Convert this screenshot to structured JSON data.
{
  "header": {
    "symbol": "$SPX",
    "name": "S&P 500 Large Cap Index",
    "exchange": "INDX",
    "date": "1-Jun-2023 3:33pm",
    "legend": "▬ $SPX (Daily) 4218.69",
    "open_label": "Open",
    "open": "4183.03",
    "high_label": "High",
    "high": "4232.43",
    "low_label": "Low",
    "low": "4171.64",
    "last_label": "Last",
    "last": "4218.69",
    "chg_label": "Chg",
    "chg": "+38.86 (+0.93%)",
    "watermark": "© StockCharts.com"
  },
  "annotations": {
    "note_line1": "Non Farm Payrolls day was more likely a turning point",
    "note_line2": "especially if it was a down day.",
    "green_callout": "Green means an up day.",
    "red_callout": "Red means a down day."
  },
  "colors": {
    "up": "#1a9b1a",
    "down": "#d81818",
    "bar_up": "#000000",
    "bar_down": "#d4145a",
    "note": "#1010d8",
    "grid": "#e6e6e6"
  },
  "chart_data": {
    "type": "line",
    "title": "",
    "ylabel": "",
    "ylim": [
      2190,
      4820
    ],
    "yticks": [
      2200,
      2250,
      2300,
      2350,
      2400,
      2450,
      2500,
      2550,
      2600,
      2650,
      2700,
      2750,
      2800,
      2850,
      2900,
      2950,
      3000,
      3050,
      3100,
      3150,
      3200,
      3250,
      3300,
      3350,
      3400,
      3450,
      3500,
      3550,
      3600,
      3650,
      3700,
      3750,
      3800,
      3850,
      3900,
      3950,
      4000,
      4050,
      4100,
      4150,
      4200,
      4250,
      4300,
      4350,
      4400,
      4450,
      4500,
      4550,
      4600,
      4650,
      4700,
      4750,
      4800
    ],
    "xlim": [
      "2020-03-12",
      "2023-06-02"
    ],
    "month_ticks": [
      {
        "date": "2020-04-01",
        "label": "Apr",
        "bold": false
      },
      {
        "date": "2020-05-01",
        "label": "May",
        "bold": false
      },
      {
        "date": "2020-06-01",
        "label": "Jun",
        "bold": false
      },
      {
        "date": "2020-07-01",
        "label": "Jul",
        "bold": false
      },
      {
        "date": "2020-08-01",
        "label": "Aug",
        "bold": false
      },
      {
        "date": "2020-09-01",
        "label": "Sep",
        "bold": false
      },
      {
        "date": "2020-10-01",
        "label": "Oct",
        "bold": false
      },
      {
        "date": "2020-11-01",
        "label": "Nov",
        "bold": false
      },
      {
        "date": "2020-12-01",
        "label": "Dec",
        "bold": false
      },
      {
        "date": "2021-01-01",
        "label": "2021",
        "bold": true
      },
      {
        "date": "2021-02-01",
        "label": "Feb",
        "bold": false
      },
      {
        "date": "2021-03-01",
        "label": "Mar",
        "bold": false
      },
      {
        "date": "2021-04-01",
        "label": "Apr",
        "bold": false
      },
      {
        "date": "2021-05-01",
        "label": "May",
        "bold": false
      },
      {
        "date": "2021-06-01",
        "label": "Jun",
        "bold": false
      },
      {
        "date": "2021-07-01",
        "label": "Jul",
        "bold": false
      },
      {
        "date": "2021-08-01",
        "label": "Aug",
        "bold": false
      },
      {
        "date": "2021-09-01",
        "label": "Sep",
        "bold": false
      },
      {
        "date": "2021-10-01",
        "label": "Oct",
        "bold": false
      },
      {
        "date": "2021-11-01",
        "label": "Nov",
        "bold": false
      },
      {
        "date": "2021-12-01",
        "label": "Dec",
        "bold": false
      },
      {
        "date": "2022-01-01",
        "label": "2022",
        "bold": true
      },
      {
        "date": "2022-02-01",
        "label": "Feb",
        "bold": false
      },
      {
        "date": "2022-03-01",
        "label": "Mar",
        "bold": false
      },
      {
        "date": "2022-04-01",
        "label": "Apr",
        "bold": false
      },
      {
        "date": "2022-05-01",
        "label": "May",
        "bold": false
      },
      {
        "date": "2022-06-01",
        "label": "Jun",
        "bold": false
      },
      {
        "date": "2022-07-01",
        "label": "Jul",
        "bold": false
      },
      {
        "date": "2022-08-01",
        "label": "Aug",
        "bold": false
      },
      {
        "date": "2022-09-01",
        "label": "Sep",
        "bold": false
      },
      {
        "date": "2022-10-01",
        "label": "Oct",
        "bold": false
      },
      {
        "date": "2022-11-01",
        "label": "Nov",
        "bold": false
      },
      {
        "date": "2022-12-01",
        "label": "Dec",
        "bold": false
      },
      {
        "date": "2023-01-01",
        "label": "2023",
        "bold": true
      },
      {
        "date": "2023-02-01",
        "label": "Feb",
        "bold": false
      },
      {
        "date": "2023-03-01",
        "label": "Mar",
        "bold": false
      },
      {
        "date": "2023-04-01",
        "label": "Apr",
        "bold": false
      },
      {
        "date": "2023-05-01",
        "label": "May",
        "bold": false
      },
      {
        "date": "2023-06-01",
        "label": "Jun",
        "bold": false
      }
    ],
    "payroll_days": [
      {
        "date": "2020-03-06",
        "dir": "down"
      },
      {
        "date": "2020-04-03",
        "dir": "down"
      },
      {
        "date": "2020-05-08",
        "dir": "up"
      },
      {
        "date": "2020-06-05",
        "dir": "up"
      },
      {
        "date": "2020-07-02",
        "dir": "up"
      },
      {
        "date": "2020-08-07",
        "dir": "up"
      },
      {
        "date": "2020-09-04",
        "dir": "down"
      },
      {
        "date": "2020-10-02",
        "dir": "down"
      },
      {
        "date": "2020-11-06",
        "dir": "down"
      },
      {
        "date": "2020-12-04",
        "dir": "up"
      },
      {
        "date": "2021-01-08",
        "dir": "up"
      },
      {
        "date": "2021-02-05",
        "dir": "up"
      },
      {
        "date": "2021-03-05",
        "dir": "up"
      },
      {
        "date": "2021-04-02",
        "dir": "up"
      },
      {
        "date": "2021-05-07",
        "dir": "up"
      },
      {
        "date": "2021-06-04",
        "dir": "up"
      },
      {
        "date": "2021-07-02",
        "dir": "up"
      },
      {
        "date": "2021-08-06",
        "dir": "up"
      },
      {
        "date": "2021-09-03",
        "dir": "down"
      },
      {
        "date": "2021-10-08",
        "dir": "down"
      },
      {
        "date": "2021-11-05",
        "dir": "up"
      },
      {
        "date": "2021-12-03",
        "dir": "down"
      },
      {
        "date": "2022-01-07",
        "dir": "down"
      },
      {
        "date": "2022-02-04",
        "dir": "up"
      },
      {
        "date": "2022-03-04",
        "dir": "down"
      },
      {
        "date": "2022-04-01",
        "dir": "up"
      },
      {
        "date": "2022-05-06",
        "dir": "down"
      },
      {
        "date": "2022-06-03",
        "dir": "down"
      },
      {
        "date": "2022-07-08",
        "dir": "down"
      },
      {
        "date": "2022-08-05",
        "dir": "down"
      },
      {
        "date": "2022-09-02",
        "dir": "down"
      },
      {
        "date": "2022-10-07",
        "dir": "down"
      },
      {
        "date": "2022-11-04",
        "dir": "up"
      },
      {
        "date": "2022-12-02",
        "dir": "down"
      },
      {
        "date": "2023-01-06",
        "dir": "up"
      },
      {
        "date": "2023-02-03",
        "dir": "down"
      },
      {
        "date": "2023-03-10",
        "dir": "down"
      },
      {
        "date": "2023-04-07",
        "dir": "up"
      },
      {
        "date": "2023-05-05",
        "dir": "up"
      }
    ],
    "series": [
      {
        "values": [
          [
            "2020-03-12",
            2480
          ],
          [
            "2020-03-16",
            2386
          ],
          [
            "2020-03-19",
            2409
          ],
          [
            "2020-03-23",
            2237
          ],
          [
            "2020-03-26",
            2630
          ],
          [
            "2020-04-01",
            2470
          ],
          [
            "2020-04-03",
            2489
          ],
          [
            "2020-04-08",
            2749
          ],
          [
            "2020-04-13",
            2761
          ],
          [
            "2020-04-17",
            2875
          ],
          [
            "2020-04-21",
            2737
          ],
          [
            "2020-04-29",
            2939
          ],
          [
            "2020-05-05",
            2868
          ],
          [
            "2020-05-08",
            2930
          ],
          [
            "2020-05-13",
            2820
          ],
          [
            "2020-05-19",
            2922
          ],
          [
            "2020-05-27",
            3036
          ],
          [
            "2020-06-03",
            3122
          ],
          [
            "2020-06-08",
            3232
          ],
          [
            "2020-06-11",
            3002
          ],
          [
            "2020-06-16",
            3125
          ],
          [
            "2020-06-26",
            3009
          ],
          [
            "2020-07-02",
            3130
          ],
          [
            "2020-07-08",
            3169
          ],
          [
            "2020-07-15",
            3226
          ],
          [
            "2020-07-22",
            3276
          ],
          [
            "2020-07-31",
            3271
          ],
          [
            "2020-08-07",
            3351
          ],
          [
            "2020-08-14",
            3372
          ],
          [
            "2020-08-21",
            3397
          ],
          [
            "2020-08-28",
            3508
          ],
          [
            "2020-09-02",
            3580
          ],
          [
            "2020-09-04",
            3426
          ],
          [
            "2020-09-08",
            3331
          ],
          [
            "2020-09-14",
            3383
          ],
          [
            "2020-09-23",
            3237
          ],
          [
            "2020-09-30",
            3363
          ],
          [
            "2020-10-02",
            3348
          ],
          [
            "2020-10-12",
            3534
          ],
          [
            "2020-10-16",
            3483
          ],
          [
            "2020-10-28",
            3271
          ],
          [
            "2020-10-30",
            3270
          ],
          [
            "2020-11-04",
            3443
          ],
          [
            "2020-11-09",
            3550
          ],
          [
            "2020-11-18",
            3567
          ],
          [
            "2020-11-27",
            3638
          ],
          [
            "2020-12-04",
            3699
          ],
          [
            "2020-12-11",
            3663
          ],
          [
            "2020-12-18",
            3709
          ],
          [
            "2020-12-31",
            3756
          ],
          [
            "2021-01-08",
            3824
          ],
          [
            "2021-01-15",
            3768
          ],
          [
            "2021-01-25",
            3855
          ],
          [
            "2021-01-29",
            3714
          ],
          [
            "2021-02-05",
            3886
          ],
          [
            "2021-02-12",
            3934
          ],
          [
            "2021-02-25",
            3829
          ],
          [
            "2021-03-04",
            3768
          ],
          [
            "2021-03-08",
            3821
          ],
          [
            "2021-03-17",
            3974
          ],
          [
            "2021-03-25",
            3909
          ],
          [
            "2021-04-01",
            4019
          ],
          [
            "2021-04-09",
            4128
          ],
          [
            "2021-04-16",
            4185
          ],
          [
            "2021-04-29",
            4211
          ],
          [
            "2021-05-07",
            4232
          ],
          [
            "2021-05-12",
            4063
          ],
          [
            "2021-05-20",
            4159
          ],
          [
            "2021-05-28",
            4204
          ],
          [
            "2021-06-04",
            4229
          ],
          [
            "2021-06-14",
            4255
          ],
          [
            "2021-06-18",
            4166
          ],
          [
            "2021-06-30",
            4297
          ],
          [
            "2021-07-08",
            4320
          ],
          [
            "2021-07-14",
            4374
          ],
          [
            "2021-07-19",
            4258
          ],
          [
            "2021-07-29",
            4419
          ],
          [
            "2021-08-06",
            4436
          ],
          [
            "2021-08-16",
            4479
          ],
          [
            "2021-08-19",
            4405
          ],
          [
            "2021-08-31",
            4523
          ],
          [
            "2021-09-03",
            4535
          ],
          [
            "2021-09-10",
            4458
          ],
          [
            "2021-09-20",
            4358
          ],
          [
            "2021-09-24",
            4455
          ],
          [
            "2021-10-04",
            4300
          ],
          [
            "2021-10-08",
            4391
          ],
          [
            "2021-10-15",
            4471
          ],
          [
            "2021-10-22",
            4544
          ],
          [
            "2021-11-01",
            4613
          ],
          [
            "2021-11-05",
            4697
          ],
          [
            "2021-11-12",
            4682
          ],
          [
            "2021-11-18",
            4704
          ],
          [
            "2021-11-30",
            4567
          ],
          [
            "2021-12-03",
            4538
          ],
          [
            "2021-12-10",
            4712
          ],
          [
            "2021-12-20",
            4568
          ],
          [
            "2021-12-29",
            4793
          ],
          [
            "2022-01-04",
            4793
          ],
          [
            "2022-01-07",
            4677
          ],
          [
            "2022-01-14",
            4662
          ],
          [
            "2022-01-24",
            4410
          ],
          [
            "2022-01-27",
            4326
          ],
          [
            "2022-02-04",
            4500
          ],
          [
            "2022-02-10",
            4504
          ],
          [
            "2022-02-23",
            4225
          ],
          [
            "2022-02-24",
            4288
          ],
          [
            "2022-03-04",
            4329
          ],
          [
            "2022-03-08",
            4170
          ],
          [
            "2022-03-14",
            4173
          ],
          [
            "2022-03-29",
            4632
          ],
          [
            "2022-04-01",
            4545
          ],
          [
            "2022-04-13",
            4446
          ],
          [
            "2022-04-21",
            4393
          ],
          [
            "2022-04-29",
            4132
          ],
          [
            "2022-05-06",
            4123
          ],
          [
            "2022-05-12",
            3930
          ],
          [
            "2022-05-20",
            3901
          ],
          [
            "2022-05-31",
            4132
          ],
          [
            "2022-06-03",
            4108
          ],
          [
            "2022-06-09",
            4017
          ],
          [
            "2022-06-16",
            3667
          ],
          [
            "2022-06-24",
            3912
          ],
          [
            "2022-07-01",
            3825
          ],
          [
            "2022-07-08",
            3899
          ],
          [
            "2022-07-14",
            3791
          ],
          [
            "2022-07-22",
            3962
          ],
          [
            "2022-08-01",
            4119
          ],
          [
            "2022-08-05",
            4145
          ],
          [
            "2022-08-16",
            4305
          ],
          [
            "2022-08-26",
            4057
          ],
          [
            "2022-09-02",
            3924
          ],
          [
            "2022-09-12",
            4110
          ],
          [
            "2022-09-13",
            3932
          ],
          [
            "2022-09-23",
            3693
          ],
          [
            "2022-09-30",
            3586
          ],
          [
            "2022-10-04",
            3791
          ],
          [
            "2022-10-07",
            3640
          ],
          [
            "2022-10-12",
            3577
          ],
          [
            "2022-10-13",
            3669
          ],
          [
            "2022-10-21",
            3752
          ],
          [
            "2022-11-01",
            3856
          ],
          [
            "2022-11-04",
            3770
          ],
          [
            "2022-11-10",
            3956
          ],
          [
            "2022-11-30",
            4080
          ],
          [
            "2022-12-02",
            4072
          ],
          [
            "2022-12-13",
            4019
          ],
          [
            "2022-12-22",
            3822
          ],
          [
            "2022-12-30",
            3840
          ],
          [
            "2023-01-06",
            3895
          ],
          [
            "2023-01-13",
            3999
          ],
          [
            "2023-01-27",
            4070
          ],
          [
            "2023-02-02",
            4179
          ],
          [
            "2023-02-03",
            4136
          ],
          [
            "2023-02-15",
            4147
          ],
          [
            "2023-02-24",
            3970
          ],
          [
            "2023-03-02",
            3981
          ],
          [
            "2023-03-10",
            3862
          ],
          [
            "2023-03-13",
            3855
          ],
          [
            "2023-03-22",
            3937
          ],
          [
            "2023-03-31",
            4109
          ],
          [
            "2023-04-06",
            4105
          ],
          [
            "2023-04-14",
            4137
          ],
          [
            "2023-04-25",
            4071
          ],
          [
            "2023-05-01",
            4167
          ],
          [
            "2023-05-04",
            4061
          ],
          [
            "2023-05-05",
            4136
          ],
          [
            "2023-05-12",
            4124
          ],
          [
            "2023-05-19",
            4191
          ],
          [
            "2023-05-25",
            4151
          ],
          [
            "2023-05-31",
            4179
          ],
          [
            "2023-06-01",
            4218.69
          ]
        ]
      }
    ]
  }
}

» Required work
From the data above, copy each line that holds "means".

» Exercise result
    "green_callout": "Green means an up day.",
    "red_callout": "Red means a down day."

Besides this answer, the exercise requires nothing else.